[Collected data]

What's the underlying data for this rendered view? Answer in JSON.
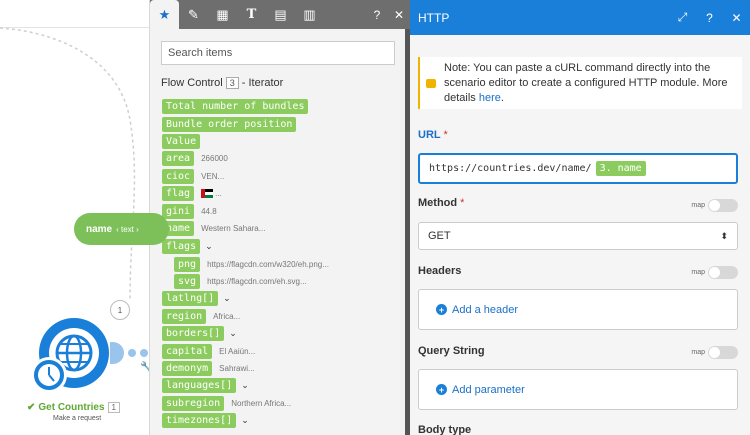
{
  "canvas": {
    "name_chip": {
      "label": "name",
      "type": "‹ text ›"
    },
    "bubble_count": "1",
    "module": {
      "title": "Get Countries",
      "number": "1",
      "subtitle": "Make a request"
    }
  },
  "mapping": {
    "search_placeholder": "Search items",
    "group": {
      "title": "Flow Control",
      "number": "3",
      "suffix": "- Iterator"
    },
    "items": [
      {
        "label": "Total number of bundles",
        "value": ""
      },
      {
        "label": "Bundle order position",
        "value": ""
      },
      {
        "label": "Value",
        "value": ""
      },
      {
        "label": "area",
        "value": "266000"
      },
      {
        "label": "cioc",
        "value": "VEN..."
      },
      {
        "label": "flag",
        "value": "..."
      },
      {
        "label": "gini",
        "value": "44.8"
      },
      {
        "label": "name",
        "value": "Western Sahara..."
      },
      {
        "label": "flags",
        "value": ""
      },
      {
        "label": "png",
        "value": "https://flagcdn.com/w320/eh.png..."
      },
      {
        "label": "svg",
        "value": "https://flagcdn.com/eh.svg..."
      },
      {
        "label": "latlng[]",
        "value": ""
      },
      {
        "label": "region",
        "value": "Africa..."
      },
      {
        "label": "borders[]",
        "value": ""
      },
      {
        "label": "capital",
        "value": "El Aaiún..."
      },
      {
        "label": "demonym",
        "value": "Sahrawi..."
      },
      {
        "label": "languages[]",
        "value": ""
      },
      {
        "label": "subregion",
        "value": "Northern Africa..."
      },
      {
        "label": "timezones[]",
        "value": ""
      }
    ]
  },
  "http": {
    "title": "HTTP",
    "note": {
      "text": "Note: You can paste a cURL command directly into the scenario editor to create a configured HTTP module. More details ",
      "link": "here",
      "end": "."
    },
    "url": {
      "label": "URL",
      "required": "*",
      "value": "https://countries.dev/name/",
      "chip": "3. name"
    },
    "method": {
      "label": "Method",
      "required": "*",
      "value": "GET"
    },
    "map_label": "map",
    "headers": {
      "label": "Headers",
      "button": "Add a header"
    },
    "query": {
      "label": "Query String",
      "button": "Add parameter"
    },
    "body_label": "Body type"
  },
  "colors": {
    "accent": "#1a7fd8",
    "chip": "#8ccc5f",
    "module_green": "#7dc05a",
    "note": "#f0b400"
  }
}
...
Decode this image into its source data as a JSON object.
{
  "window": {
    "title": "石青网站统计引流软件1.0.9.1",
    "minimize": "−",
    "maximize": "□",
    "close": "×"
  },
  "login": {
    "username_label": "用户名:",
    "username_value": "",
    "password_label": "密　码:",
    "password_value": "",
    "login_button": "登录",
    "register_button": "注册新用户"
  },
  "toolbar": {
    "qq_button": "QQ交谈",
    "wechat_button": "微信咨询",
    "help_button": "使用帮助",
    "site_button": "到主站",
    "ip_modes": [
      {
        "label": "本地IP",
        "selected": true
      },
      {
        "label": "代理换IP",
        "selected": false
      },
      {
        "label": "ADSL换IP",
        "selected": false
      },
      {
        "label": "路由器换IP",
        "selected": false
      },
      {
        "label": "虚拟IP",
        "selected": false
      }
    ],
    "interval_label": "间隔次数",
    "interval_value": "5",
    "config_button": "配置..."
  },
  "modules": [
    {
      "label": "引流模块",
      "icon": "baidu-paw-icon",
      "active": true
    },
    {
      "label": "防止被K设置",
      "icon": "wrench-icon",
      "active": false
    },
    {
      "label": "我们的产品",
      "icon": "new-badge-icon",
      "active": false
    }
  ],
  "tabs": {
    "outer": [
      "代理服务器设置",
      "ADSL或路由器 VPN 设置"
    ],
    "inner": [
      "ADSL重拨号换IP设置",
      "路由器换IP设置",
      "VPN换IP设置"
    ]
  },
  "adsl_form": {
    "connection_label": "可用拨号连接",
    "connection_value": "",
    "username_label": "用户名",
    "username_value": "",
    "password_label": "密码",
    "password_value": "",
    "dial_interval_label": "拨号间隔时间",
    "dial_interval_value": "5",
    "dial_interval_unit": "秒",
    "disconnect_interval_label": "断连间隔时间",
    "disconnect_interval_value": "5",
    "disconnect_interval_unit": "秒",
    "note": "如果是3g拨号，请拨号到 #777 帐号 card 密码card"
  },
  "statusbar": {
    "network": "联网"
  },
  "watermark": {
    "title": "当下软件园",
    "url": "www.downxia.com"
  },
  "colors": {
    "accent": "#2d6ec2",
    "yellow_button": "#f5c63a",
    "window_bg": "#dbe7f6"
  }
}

● **Direction**
Count every line in the preceding entries where the string "text" appears, then state only the total.

● **Solution for this task**
2